— START Records for this task —
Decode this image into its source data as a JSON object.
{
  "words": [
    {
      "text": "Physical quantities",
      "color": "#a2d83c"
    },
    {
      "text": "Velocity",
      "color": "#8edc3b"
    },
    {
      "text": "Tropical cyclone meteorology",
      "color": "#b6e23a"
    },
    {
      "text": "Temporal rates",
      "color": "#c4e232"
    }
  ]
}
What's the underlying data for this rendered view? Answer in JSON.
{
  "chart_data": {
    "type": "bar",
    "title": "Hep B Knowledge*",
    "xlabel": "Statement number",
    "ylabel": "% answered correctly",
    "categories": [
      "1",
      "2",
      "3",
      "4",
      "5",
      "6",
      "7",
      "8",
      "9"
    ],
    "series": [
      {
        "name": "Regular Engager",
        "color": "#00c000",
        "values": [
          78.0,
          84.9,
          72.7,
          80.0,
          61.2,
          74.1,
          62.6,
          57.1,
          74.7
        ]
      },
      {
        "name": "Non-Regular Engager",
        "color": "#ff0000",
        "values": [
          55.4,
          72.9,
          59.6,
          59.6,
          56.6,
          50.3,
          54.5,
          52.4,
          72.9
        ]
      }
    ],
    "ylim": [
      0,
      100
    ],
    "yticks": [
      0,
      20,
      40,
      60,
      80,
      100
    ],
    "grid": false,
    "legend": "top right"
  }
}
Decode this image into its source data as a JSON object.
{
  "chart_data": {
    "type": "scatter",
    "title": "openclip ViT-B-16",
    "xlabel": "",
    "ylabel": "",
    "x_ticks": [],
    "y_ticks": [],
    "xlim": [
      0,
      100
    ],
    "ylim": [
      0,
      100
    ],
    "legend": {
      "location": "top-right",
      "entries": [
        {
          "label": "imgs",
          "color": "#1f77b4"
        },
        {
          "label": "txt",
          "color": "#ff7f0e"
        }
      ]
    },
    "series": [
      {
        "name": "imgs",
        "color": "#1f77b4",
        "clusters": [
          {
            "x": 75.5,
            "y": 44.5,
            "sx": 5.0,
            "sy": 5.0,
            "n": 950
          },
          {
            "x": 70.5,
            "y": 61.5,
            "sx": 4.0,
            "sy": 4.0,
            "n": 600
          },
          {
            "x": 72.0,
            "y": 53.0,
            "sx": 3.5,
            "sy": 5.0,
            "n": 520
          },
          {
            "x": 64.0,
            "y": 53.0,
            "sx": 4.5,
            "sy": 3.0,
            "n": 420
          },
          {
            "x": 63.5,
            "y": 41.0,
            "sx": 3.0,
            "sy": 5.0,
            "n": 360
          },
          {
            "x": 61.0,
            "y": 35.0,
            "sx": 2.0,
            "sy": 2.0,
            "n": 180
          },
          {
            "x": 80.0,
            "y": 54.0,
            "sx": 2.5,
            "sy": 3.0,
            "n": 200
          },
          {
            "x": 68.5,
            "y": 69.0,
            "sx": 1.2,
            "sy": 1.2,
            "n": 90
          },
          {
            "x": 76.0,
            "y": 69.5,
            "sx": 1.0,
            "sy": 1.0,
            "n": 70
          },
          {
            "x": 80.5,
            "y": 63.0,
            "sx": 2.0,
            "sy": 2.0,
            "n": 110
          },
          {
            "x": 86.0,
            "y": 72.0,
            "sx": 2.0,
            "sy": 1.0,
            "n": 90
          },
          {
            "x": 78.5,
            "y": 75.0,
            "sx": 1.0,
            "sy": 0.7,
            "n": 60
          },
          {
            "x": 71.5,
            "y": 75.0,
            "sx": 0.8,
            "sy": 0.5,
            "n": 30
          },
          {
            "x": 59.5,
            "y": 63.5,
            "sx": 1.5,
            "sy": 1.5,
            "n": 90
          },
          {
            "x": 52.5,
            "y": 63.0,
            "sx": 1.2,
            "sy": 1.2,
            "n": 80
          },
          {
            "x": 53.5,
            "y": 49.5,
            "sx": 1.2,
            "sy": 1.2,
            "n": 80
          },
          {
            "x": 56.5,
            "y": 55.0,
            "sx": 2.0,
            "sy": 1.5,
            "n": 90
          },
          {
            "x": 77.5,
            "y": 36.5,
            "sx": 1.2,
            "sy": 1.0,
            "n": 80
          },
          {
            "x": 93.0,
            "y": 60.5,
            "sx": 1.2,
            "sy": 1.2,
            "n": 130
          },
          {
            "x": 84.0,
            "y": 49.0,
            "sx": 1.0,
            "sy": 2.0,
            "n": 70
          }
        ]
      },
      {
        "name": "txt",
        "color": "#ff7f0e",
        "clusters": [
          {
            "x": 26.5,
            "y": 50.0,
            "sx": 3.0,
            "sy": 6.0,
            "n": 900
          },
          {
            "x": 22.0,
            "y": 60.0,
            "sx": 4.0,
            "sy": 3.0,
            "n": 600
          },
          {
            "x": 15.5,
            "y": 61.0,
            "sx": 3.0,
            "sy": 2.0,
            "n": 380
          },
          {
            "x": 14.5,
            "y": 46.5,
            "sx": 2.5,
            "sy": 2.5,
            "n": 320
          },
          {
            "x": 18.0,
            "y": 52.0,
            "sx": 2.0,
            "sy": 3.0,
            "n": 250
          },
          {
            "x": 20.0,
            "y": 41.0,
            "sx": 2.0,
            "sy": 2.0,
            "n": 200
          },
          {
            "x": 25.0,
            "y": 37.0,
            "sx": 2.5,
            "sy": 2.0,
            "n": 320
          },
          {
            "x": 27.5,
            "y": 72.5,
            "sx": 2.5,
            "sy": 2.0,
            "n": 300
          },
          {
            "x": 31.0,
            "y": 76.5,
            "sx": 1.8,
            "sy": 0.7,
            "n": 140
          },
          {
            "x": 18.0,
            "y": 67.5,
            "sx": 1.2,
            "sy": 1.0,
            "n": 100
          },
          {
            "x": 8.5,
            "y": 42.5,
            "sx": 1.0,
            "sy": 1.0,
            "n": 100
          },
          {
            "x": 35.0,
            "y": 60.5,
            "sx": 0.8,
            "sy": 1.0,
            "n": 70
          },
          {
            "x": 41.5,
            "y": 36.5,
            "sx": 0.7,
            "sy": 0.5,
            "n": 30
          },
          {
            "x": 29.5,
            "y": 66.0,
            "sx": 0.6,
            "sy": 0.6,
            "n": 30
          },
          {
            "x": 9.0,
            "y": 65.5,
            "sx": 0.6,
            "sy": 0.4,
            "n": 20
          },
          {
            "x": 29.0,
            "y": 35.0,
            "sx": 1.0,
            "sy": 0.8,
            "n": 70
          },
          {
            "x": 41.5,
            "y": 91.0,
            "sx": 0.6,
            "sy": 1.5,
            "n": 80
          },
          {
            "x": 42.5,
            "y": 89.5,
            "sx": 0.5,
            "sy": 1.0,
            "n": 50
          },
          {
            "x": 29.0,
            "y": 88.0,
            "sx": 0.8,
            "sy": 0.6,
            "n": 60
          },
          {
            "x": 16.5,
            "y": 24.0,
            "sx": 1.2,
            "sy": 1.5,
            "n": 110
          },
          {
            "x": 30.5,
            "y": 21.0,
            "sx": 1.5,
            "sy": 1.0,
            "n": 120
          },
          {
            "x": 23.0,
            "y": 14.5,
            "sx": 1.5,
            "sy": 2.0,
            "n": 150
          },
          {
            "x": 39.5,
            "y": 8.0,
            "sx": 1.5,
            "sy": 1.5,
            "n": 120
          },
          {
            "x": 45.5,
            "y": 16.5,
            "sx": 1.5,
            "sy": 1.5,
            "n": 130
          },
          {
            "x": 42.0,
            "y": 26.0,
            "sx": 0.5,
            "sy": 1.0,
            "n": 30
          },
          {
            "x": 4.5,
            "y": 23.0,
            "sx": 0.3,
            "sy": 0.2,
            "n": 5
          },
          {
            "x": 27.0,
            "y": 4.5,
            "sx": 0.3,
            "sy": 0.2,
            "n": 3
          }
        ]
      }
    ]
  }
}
— END Records for this task —
§ Exercise directions
Reproduce the records word for word.

§ Task response
Decode this image into its source data as a JSON object.
{
  "words": [
    {
      "text": "Physical quantities",
      "color": "#a2d83c"
    },
    {
      "text": "Velocity",
      "color": "#8edc3b"
    },
    {
      "text": "Tropical cyclone meteorology",
      "color": "#b6e23a"
    },
    {
      "text": "Temporal rates",
      "color": "#c4e232"
    }
  ]
}
What's the underlying data for this rendered view? Answer in JSON.
{
  "chart_data": {
    "type": "bar",
    "title": "Hep B Knowledge*",
    "xlabel": "Statement number",
    "ylabel": "% answered correctly",
    "categories": [
      "1",
      "2",
      "3",
      "4",
      "5",
      "6",
      "7",
      "8",
      "9"
    ],
    "series": [
      {
        "name": "Regular Engager",
        "color": "#00c000",
        "values": [
          78.0,
          84.9,
          72.7,
          80.0,
          61.2,
          74.1,
          62.6,
          57.1,
          74.7
        ]
      },
      {
        "name": "Non-Regular Engager",
        "color": "#ff0000",
        "values": [
          55.4,
          72.9,
          59.6,
          59.6,
          56.6,
          50.3,
          54.5,
          52.4,
          72.9
        ]
      }
    ],
    "ylim": [
      0,
      100
    ],
    "yticks": [
      0,
      20,
      40,
      60,
      80,
      100
    ],
    "grid": false,
    "legend": "top right"
  }
}
Decode this image into its source data as a JSON object.
{
  "chart_data": {
    "type": "scatter",
    "title": "openclip ViT-B-16",
    "xlabel": "",
    "ylabel": "",
    "x_ticks": [],
    "y_ticks": [],
    "xlim": [
      0,
      100
    ],
    "ylim": [
      0,
      100
    ],
    "legend": {
      "location": "top-right",
      "entries": [
        {
          "label": "imgs",
          "color": "#1f77b4"
        },
        {
          "label": "txt",
          "color": "#ff7f0e"
        }
      ]
    },
    "series": [
      {
        "name": "imgs",
        "color": "#1f77b4",
        "clusters": [
          {
            "x": 75.5,
            "y": 44.5,
            "sx": 5.0,
            "sy": 5.0,
            "n": 950
          },
          {
            "x": 70.5,
            "y": 61.5,
            "sx": 4.0,
            "sy": 4.0,
            "n": 600
          },
          {
            "x": 72.0,
            "y": 53.0,
            "sx": 3.5,
            "sy": 5.0,
            "n": 520
          },
          {
            "x": 64.0,
            "y": 53.0,
            "sx": 4.5,
            "sy": 3.0,
            "n": 420
          },
          {
            "x": 63.5,
            "y": 41.0,
            "sx": 3.0,
            "sy": 5.0,
            "n": 360
          },
          {
            "x": 61.0,
            "y": 35.0,
            "sx": 2.0,
            "sy": 2.0,
            "n": 180
          },
          {
            "x": 80.0,
            "y": 54.0,
            "sx": 2.5,
            "sy": 3.0,
            "n": 200
          },
          {
            "x": 68.5,
            "y": 69.0,
            "sx": 1.2,
            "sy": 1.2,
            "n": 90
          },
          {
            "x": 76.0,
            "y": 69.5,
            "sx": 1.0,
            "sy": 1.0,
            "n": 70
          },
          {
            "x": 80.5,
            "y": 63.0,
            "sx": 2.0,
            "sy": 2.0,
            "n": 110
          },
          {
            "x": 86.0,
            "y": 72.0,
            "sx": 2.0,
            "sy": 1.0,
            "n": 90
          },
          {
            "x": 78.5,
            "y": 75.0,
            "sx": 1.0,
            "sy": 0.7,
            "n": 60
          },
          {
            "x": 71.5,
            "y": 75.0,
            "sx": 0.8,
            "sy": 0.5,
            "n": 30
          },
          {
            "x": 59.5,
            "y": 63.5,
            "sx": 1.5,
            "sy": 1.5,
            "n": 90
          },
          {
            "x": 52.5,
            "y": 63.0,
            "sx": 1.2,
            "sy": 1.2,
            "n": 80
          },
          {
            "x": 53.5,
            "y": 49.5,
            "sx": 1.2,
            "sy": 1.2,
            "n": 80
          },
          {
            "x": 56.5,
            "y": 55.0,
            "sx": 2.0,
            "sy": 1.5,
            "n": 90
          },
          {
            "x": 77.5,
            "y": 36.5,
            "sx": 1.2,
            "sy": 1.0,
            "n": 80
          },
          {
            "x": 93.0,
            "y": 60.5,
            "sx": 1.2,
            "sy": 1.2,
            "n": 130
          },
          {
            "x": 84.0,
            "y": 49.0,
            "sx": 1.0,
            "sy": 2.0,
            "n": 70
          }
        ]
      },
      {
        "name": "txt",
        "color": "#ff7f0e",
        "clusters": [
          {
            "x": 26.5,
            "y": 50.0,
            "sx": 3.0,
            "sy": 6.0,
            "n": 900
          },
          {
            "x": 22.0,
            "y": 60.0,
            "sx": 4.0,
            "sy": 3.0,
            "n": 600
          },
          {
            "x": 15.5,
            "y": 61.0,
            "sx": 3.0,
            "sy": 2.0,
            "n": 380
          },
          {
            "x": 14.5,
            "y": 46.5,
            "sx": 2.5,
            "sy": 2.5,
            "n": 320
          },
          {
            "x": 18.0,
            "y": 52.0,
            "sx": 2.0,
            "sy": 3.0,
            "n": 250
          },
          {
            "x": 20.0,
            "y": 41.0,
            "sx": 2.0,
            "sy": 2.0,
            "n": 200
          },
          {
            "x": 25.0,
            "y": 37.0,
            "sx": 2.5,
            "sy": 2.0,
            "n": 320
          },
          {
            "x": 27.5,
            "y": 72.5,
            "sx": 2.5,
            "sy": 2.0,
            "n": 300
          },
          {
            "x": 31.0,
            "y": 76.5,
            "sx": 1.8,
            "sy": 0.7,
            "n": 140
          },
          {
            "x": 18.0,
            "y": 67.5,
            "sx": 1.2,
            "sy": 1.0,
            "n": 100
          },
          {
            "x": 8.5,
            "y": 42.5,
            "sx": 1.0,
            "sy": 1.0,
            "n": 100
          },
          {
            "x": 35.0,
            "y": 60.5,
            "sx": 0.8,
            "sy": 1.0,
            "n": 70
          },
          {
            "x": 41.5,
            "y": 36.5,
            "sx": 0.7,
            "sy": 0.5,
            "n": 30
          },
          {
            "x": 29.5,
            "y": 66.0,
            "sx": 0.6,
            "sy": 0.6,
            "n": 30
          },
          {
            "x": 9.0,
            "y": 65.5,
            "sx": 0.6,
            "sy": 0.4,
            "n": 20
          },
          {
            "x": 29.0,
            "y": 35.0,
            "sx": 1.0,
            "sy": 0.8,
            "n": 70
          },
          {
            "x": 41.5,
            "y": 91.0,
            "sx": 0.6,
            "sy": 1.5,
            "n": 80
          },
          {
            "x": 42.5,
            "y": 89.5,
            "sx": 0.5,
            "sy": 1.0,
            "n": 50
          },
          {
            "x": 29.0,
            "y": 88.0,
            "sx": 0.8,
            "sy": 0.6,
            "n": 60
          },
          {
            "x": 16.5,
            "y": 24.0,
            "sx": 1.2,
            "sy": 1.5,
            "n": 110
          },
          {
            "x": 30.5,
            "y": 21.0,
            "sx": 1.5,
            "sy": 1.0,
            "n": 120
          },
          {
            "x": 23.0,
            "y": 14.5,
            "sx": 1.5,
            "sy": 2.0,
            "n": 150
          },
          {
            "x": 39.5,
            "y": 8.0,
            "sx": 1.5,
            "sy": 1.5,
            "n": 120
          },
          {
            "x": 45.5,
            "y": 16.5,
            "sx": 1.5,
            "sy": 1.5,
            "n": 130
          },
          {
            "x": 42.0,
            "y": 26.0,
            "sx": 0.5,
            "sy": 1.0,
            "n": 30
          },
          {
            "x": 4.5,
            "y": 23.0,
            "sx": 0.3,
            "sy": 0.2,
            "n": 5
          },
          {
            "x": 27.0,
            "y": 4.5,
            "sx": 0.3,
            "sy": 0.2,
            "n": 3
          }
        ]
      }
    ]
  }
}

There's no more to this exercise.